(PROBLEMS AND TASKS)
1. List every method called in the File::Find::Rule chain shown in the Perl performance question.
2. Resume the text on File::Find::Rule performance, continuing right after its last sentence.

(EXCERPT TO READ)
· · · ·
Alex Reynolds
Alex Reynolds

Reputation: 96976

How to improve performance of File::Find::Rule calls?

I am using File::Find::Rule to locate one-level-deep user-executable folders in a directory specified in $dir:

my @subDirs = File::Find::Rule->permissions(isExecutable => 1, user => "$uid")->
                                extras({ follow => 1, follow_skip => 2 })->
                                directory->
                                maxdepth(1)->
                                in( $dir );

Here is the rough equivalent, using the UNIX find utility:

my $subDirStr = `find $dir -maxdepth 1 -type d -user $username -perm -100`;
chomp($subDirStr); 
my @subDirs = split("\n", $subDirStr);

Both are run in scripts that have permissions to recover this data.

If I run a find statement on the command-line, the results come back instantaneously.

If I run either of the above statements via a Perl script, the results take several seconds to operate.

What can I do programmatically to improve the performance of either of the two Perl approaches?

Upvotes: 9

Views: 1372

Answers (3)

ysth
ysth

Reputation: 98398

I'm going to ignore the File::Find::Rule part for the moment and focus on the difference in find from the command line vs. find from backticks in perl.

First, please verify that a script that does nothing but the find... command still has the problem, run by you as the same user and from and on the same directories as the quickly-running command line invocation.

If it doesn't have the problem, we need to know more about your script. Or you need to remove things from your script piece by piece until you have it down to just doing the find command, and see what needed to be removed to make the problem go away.

If it does, try using a full path (e.g. /usr/bin/find) instead of just find to eliminate the possibility of PATH differences or shell aliases causing a difference.
· · · ·
(Document layout detection data)
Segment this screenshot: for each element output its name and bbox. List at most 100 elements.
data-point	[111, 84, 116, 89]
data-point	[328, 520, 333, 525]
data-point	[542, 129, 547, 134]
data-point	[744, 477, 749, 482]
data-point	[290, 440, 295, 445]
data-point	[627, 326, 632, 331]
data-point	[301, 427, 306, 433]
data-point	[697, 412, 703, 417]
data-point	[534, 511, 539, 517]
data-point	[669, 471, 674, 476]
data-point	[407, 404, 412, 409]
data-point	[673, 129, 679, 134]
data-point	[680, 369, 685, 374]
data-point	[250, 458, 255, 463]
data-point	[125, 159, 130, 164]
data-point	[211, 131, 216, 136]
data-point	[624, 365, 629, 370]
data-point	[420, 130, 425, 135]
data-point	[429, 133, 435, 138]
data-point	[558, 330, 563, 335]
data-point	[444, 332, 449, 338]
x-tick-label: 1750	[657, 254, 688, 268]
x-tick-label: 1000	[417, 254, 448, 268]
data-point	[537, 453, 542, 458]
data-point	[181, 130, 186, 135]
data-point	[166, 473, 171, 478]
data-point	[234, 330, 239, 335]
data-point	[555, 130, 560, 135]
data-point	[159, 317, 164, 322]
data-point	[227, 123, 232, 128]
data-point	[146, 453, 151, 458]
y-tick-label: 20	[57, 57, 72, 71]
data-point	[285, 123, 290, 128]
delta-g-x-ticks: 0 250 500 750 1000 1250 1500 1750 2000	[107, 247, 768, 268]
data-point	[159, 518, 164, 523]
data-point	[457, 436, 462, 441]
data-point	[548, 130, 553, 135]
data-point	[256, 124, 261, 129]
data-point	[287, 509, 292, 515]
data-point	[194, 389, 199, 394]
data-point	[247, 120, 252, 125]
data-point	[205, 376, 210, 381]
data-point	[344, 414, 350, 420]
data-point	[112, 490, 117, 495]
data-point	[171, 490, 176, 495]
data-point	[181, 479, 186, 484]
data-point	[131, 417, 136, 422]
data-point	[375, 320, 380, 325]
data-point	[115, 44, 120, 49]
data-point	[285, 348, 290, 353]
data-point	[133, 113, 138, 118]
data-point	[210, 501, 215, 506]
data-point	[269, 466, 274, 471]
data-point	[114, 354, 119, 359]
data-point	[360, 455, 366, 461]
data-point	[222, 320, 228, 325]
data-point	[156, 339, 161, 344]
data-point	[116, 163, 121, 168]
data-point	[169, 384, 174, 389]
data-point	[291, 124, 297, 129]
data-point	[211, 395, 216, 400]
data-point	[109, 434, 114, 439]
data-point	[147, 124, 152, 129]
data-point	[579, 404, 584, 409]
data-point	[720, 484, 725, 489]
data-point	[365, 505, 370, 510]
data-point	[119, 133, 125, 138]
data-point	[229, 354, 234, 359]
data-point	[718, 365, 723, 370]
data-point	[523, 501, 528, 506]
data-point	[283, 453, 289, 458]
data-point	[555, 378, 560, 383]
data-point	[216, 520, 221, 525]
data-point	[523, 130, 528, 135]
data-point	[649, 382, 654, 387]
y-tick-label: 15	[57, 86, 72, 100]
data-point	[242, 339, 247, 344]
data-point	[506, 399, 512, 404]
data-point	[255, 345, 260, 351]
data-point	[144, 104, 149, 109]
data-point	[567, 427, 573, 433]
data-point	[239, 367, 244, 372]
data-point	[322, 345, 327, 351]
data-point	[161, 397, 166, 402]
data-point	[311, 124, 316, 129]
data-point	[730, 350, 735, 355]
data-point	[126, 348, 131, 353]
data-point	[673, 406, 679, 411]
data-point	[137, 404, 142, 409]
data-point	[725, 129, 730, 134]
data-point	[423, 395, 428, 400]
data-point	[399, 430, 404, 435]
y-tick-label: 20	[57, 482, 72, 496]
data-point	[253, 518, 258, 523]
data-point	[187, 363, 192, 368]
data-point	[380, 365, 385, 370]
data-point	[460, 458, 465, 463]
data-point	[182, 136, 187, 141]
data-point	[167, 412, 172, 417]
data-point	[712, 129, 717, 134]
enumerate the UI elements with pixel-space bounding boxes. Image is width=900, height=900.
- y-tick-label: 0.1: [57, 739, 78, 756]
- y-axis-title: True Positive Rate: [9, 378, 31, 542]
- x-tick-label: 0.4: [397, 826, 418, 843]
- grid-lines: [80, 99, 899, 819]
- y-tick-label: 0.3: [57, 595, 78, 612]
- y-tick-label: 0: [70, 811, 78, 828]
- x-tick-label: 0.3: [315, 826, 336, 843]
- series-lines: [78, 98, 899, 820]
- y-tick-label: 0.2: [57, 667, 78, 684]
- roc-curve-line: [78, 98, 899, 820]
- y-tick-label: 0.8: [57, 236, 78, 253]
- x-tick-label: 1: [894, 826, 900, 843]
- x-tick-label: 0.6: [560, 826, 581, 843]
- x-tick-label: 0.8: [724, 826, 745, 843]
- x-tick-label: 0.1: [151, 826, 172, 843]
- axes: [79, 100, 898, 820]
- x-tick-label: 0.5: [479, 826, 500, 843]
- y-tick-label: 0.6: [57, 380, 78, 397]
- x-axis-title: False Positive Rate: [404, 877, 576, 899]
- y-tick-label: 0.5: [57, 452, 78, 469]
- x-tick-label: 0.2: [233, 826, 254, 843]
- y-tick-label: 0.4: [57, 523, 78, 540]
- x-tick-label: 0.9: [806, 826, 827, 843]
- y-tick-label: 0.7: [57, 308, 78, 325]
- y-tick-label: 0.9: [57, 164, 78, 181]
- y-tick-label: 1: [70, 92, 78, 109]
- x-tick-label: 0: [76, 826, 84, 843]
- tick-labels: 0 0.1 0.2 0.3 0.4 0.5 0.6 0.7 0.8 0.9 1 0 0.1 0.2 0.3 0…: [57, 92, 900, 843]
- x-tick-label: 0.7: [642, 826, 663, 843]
· · · ·
(ANSWERS FOR THIS EXERCISE)
1. permissions, extras, directory, maxdepth, in

2.
Also check that the output of the command line run and backticks run are identical.

And try redirecting the output of both to /dev/null (inside the backticks, for the perl version) and see if that makes any difference to the timing.

Upvotes: 3

mishigas
mishigas

Reputation: 11

You must realize that calling commands via perl via backticks or system() causes perl to fork off a shell which then runs the desired command. This will always be slower, though on fast systems with idle resource, it may not be very noticeable.

Upvotes: 0

Grant McLean
Grant McLean

Reputation: 7008

I suspect that the delay you are seeing is due to the length of time it takes to produce all the results. Sure, if you pipe your find command into less, you get results immediately, but if you pipe it into tail you might see a delay similar to what you see with your Perl script.

In both your alternative implementations, you are creating an array with a list of all matching files - your code will not continue on until the file matching process is complete.

You could alternatively use an iterator approach like this:

my $rule = File::Find::Rule->permissions(isExecutable => 1, user => $uid)
                           ->extras({ follow => 1, follow_skip => 2 })
                           ->directory
                           ->maxdepth(1)
                           ->start($dir);
while( defined ( my $path = $rule->match ) ) {
    ...
}

For completeness, you could achieve a similar result with the find command. Instead of using backticks, you could explicitly use a pipe and read results one at a time:

open my $pipe, 'find $dir -maxdepth 1 -type d -user $username -perm -100|' or die "Can't run find: $!";
while(my $path = <$pipe>) {
    ...
}

Note that with both these examples, your code can start processing results as soon as the first match is found. However, the total time taken until the last result is processed shouldn't be much different to your original code.